Given problem ▸
Count how many lines in the items below contain the string "label", and reply with only that number.

====

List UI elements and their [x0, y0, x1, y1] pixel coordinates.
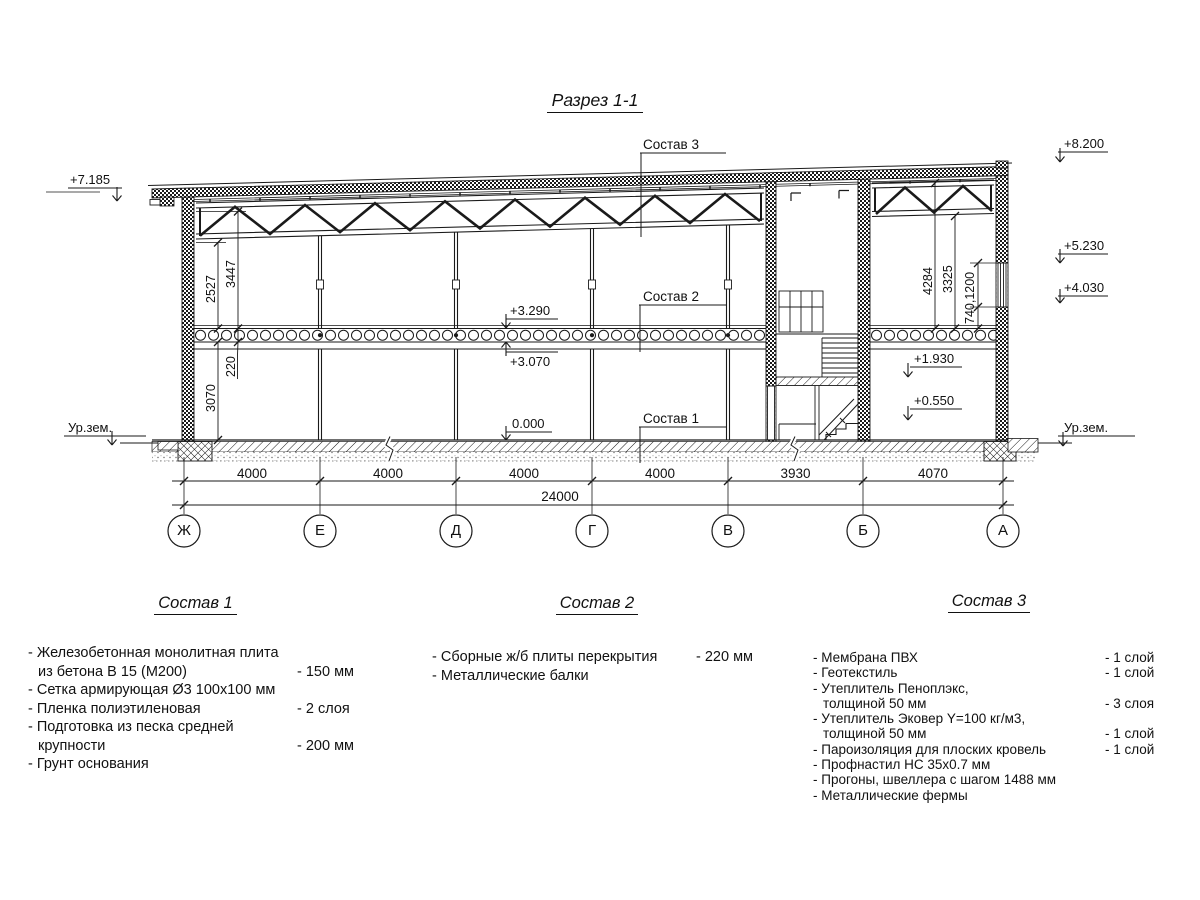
legend-3-heading: Состав 3: [813, 594, 1165, 616]
total-dim-24000: 24000: [505, 489, 615, 504]
axis-bubble-g: Г: [576, 516, 608, 546]
legend-item: крупности- 200 мм: [28, 737, 363, 756]
span-dim-5: 3930: [740, 466, 851, 481]
legend-3-body: - Мембрана ПВХ- 1 слой - Геотекстиль- 1 …: [813, 650, 1165, 803]
legend-sostav-2: Состав 2 - Сборные ж/б плиты перекрытия-…: [432, 594, 762, 685]
span-dim-1: 4000: [197, 466, 307, 481]
elevation-mark-5230: +5.230: [1064, 238, 1104, 253]
vdim-3070: 3070: [204, 384, 219, 412]
vdim-740-1200: 740,1200: [963, 272, 978, 324]
structure-linework: [46, 161, 1072, 461]
span-dim-2: 4000: [333, 466, 443, 481]
legend-item: - Подготовка из песка средней: [28, 718, 363, 737]
legend-item: - Пароизоляция для плоских кровель- 1 сл…: [813, 742, 1165, 757]
elevation-mark-4030: +4.030: [1064, 280, 1104, 295]
legend-item: - Прогоны, швеллера с шагом 1488 мм: [813, 772, 1165, 787]
axis-bubble-zh: Ж: [168, 516, 200, 546]
drawing-sheet: Разрез 1-1 +7.185 Ур.зем. +8.200 +5.230 …: [0, 0, 1200, 900]
legend-item: толщиной 50 мм- 1 слой: [813, 726, 1165, 741]
legend-item: - Металлические балки: [432, 667, 762, 686]
legend-item: - Утеплитель Эковер Y=100 кг/м3,: [813, 711, 1165, 726]
elevation-mark-0000: 0.000: [512, 416, 545, 431]
vdim-3447: 3447: [224, 260, 239, 288]
callout-sostav-1: Состав 1: [643, 411, 699, 426]
vdim-2527: 2527: [204, 275, 219, 303]
legend-item: - Пленка полиэтиленовая- 2 слоя: [28, 700, 363, 719]
drawing-title-text: Разрез 1-1: [547, 90, 644, 113]
elevation-mark-1930: +1.930: [914, 351, 954, 366]
axis-bubble-d: Д: [440, 516, 472, 546]
callout-sostav-3: Состав 3: [643, 137, 699, 152]
vdim-3325: 3325: [941, 265, 956, 293]
ground-level-label-right: Ур.зем.: [1064, 420, 1108, 435]
legend-2-heading: Состав 2: [432, 594, 762, 616]
legend-item: - Мембрана ПВХ- 1 слой: [813, 650, 1165, 665]
span-dim-4: 4000: [605, 466, 715, 481]
legend-sostav-3: Состав 3 - Мембрана ПВХ- 1 слой - Геотек…: [813, 594, 1165, 803]
elevation-mark-7185: +7.185: [70, 172, 110, 187]
elevation-mark-3070: +3.070: [510, 354, 550, 369]
legend-item: - Сборные ж/б плиты перекрытия- 220 мм: [432, 648, 762, 667]
axis-bubble-a: А: [987, 516, 1019, 546]
elevation-mark-3290: +3.290: [510, 303, 550, 318]
legend-item: - Грунт основания: [28, 755, 363, 774]
axis-bubble-e: Е: [304, 516, 336, 546]
axis-bubble-b: Б: [847, 516, 879, 546]
legend-item: толщиной 50 мм- 3 слоя: [813, 696, 1165, 711]
legend-2-body: - Сборные ж/б плиты перекрытия- 220 мм -…: [432, 648, 762, 685]
legend-item: - Сетка армирующая Ø3 100х100 мм: [28, 681, 363, 700]
legend-item: - Профнастил НС 35х0.7 мм: [813, 757, 1165, 772]
axis-bubble-v: В: [712, 516, 744, 546]
elevation-mark-8200: +8.200: [1064, 136, 1104, 151]
ground-level-label-left: Ур.зем.: [68, 420, 112, 435]
legend-item: - Металлические фермы: [813, 788, 1165, 803]
span-dim-3: 4000: [469, 466, 579, 481]
legend-1-body: - Железобетонная монолитная плита из бет…: [28, 644, 363, 774]
legend-1-heading: Состав 1: [28, 594, 363, 616]
legend-item: - Геотекстиль- 1 слой: [813, 665, 1165, 680]
vdim-220: 220: [224, 356, 239, 377]
drawing-title: Разрез 1-1: [510, 90, 680, 111]
legend-item: - Железобетонная монолитная плита: [28, 644, 363, 663]
elevation-mark-0550: +0.550: [914, 393, 954, 408]
legend-sostav-1: Состав 1 - Железобетонная монолитная пли…: [28, 594, 363, 774]
vdim-4284: 4284: [921, 267, 936, 295]
callout-sostav-2: Состав 2: [643, 289, 699, 304]
legend-item: - Утеплитель Пеноплэкс,: [813, 681, 1165, 696]
span-dim-6: 4070: [878, 466, 988, 481]
legend-item: из бетона В 15 (М200)- 150 мм: [28, 663, 363, 682]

====

Result for this task ▸
2